*The data:*
^^^^

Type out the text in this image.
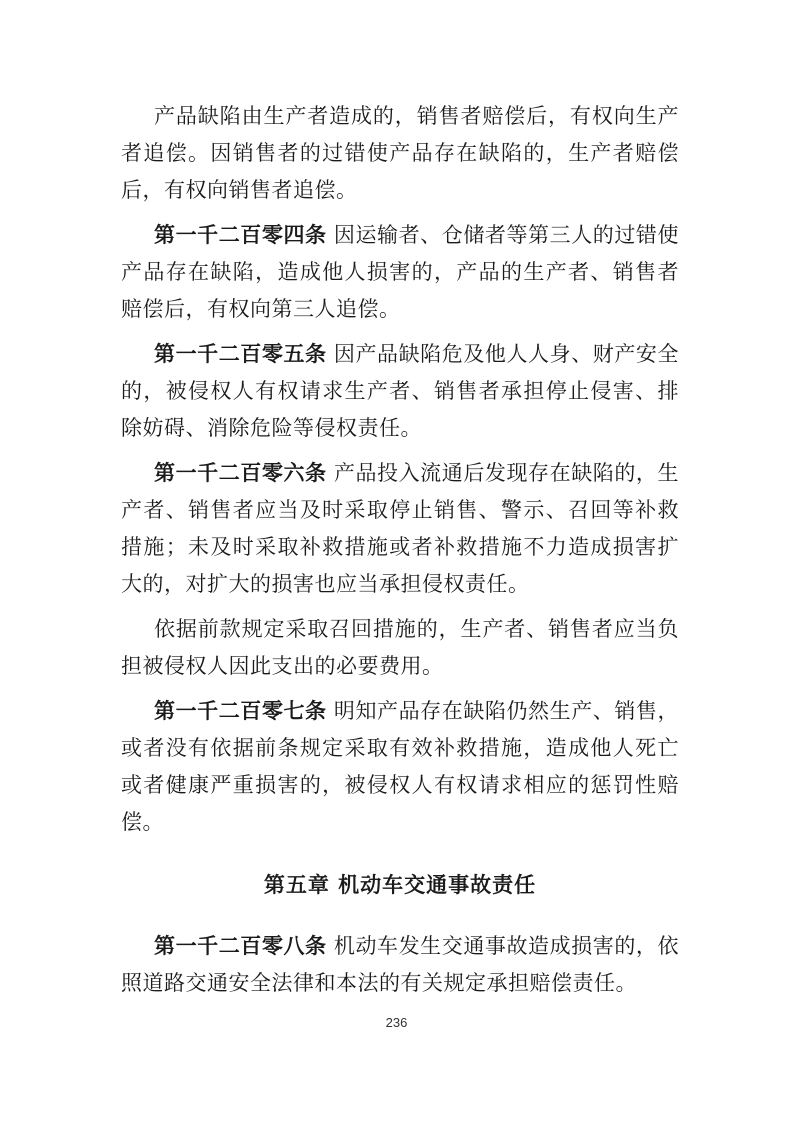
产品缺陷由生产者造成的，销售者赔偿后，有权向生产者追偿。因销售者的过错使产品存在缺陷的，生产者赔偿后，有权向销售者追偿。

第一千二百零四条 因运输者、仓储者等第三人的过错使产品存在缺陷，造成他人损害的，产品的生产者、销售者赔偿后，有权向第三人追偿。

第一千二百零五条 因产品缺陷危及他人人身、财产安全的，被侵权人有权请求生产者、销售者承担停止侵害、排除妨碍、消除危险等侵权责任。

第一千二百零六条 产品投入流通后发现存在缺陷的，生产者、销售者应当及时采取停止销售、警示、召回等补救措施；未及时采取补救措施或者补救措施不力造成损害扩大的，对扩大的损害也应当承担侵权责任。

依据前款规定采取召回措施的，生产者、销售者应当负担被侵权人因此支出的必要费用。

第一千二百零七条 明知产品存在缺陷仍然生产、销售，或者没有依据前条规定采取有效补救措施，造成他人死亡或者健康严重损害的，被侵权人有权请求相应的惩罚性赔偿。

第五章 机动车交通事故责任

第一千二百零八条 机动车发生交通事故造成损害的，依照道路交通安全法律和本法的有关规定承担赔偿责任。

236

^^^^

*Task description:* Give the number of lines in the records that contain the string "销售者赔偿后", with no other output.

*Solution for this problem:* 2